• _Extracted material_:
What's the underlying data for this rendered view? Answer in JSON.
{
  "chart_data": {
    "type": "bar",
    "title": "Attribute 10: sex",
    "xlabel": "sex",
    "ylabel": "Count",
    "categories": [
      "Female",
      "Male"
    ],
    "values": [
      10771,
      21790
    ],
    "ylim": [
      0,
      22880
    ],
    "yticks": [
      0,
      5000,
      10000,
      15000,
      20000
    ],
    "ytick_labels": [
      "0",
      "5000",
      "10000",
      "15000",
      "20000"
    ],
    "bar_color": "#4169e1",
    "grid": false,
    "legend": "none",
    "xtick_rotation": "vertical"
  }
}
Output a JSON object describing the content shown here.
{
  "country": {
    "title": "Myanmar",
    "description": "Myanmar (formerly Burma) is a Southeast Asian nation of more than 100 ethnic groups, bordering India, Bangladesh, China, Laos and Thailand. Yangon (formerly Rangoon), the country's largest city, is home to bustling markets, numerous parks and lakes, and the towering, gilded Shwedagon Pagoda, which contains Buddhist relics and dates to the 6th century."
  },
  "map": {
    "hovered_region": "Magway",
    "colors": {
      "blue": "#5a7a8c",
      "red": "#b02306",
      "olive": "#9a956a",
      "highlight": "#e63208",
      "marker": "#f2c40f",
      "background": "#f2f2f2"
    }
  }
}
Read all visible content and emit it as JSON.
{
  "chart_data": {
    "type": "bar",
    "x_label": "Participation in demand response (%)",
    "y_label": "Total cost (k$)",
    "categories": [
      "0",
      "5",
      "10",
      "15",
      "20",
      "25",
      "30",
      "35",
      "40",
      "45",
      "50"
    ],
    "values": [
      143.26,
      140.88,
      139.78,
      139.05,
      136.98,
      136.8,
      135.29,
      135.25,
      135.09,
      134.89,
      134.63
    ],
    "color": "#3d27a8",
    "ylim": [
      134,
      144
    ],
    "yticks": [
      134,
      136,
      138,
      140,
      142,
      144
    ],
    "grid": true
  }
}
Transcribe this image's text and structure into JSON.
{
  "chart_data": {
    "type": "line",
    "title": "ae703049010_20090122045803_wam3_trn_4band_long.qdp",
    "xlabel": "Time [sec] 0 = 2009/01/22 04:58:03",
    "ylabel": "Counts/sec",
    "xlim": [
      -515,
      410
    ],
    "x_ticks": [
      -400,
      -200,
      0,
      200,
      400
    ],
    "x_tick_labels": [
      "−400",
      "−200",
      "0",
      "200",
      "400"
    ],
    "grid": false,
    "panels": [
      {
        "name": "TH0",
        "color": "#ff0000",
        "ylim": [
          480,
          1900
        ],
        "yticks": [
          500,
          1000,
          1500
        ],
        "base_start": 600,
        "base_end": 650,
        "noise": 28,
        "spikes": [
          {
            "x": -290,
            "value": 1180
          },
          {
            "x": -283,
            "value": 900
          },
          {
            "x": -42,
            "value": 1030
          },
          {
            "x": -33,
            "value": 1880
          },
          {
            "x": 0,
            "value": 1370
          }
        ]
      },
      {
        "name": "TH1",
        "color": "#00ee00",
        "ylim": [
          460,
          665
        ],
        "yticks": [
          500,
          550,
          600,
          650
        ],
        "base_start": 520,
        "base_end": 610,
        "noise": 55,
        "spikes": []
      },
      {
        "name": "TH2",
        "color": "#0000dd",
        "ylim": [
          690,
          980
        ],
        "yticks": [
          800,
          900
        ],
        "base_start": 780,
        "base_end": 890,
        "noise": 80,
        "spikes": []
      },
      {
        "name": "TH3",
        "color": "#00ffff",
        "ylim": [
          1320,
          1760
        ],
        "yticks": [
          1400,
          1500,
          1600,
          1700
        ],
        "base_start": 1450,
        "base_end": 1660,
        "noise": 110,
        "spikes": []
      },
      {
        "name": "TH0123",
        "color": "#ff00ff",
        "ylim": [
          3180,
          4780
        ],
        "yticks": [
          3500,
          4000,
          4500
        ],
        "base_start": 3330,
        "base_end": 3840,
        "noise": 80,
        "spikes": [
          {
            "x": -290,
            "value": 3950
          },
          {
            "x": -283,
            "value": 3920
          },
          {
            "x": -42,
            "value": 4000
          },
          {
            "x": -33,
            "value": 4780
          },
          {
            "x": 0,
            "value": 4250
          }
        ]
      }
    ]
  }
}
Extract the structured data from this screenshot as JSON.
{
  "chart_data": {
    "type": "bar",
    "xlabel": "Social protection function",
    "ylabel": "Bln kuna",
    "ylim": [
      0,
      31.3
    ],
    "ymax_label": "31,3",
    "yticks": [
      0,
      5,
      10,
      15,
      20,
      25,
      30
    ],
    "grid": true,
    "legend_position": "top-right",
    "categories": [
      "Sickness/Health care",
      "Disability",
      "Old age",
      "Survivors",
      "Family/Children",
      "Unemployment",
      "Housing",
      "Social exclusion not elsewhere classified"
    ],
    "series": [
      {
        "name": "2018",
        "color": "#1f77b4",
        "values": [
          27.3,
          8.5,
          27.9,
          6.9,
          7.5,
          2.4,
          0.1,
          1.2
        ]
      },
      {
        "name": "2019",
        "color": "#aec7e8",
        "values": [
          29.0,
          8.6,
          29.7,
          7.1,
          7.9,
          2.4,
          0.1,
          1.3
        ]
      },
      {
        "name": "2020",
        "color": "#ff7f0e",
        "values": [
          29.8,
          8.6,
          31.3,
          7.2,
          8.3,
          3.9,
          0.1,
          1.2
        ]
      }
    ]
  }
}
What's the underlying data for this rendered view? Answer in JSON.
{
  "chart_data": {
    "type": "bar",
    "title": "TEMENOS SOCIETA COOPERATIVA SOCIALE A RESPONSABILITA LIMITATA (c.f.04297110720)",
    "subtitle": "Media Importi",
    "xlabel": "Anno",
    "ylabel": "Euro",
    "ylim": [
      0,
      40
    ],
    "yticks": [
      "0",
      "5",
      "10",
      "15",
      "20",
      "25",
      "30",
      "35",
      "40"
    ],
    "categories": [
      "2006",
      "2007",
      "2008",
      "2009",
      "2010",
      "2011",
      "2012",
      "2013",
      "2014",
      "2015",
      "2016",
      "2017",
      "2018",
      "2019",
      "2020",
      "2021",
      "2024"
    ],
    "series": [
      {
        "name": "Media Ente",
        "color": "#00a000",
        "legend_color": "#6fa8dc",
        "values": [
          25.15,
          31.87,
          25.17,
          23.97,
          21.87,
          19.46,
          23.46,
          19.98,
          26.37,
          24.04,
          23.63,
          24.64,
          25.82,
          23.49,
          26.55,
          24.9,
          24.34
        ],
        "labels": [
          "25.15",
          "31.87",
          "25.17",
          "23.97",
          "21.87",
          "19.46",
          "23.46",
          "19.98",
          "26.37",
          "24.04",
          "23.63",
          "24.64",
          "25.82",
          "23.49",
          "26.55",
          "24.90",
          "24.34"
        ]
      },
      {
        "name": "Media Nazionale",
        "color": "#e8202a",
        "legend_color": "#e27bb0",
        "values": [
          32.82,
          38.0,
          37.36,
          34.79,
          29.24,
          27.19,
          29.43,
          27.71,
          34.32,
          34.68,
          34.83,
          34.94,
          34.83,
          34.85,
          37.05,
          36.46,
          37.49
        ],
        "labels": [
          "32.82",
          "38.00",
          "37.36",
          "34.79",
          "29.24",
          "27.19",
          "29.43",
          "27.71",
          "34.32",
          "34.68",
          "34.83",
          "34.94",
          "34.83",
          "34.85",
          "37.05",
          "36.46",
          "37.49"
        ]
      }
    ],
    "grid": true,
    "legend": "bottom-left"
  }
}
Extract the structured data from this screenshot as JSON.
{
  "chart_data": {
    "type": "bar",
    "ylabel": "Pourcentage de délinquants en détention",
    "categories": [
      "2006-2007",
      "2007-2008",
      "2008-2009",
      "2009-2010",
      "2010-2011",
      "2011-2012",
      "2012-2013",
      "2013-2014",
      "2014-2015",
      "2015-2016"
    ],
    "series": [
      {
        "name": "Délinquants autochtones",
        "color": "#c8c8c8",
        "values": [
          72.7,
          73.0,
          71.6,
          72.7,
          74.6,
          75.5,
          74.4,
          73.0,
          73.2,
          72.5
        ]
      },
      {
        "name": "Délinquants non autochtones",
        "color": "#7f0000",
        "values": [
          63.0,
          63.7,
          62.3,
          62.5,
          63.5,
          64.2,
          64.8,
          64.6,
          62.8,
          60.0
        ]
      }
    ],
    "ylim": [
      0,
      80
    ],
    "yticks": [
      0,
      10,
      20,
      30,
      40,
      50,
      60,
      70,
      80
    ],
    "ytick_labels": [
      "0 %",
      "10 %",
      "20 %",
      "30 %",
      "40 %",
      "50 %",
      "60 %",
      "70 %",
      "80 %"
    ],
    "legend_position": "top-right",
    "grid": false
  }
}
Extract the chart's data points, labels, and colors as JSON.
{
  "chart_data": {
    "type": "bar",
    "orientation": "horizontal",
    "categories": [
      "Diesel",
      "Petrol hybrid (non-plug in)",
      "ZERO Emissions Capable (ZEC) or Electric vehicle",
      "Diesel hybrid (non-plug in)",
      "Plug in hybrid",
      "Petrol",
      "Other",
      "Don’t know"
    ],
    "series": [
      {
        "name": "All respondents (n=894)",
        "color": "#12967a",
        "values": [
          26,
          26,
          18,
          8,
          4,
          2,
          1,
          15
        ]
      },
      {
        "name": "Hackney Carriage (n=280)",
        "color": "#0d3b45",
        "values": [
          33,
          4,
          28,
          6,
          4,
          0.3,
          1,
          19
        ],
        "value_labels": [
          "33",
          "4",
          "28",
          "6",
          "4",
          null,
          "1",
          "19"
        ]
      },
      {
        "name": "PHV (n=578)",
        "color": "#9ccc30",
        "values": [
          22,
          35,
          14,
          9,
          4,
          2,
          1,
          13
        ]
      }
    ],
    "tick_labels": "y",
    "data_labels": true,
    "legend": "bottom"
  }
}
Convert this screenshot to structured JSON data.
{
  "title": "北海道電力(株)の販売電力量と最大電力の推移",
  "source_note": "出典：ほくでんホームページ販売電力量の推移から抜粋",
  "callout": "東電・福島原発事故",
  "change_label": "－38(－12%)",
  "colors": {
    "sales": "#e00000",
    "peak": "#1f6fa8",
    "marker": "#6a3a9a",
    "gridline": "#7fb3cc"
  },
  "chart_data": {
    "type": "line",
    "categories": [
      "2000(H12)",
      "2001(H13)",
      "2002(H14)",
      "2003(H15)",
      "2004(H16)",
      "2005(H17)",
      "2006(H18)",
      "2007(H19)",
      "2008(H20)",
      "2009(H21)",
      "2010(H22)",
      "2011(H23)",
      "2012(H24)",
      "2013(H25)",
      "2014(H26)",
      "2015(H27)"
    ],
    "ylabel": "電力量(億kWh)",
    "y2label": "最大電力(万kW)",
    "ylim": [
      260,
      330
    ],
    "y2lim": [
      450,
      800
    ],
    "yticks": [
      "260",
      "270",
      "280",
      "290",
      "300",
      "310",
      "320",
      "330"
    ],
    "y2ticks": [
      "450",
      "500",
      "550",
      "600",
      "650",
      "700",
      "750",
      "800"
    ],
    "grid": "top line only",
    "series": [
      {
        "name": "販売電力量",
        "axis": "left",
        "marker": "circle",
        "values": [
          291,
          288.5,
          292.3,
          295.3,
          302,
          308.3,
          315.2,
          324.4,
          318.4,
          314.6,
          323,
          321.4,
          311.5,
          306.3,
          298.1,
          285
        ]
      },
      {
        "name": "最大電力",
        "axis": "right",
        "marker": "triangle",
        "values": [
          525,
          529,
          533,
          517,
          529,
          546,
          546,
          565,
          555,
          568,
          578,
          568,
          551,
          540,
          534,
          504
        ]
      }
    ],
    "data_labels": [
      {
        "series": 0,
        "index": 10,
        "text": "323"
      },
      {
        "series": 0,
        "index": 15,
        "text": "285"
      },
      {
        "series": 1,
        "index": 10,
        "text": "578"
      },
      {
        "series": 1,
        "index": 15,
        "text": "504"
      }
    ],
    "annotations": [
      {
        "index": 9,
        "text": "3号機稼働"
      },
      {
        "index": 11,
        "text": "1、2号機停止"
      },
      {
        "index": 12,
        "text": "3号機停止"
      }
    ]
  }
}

• _Exercise requirements_: Copy every line of the listing that contains the word "noise".

• _Written answer_:
        "noise": 28,
        "noise": 55,
        "noise": 80,
        "noise": 110,
        "noise": 80,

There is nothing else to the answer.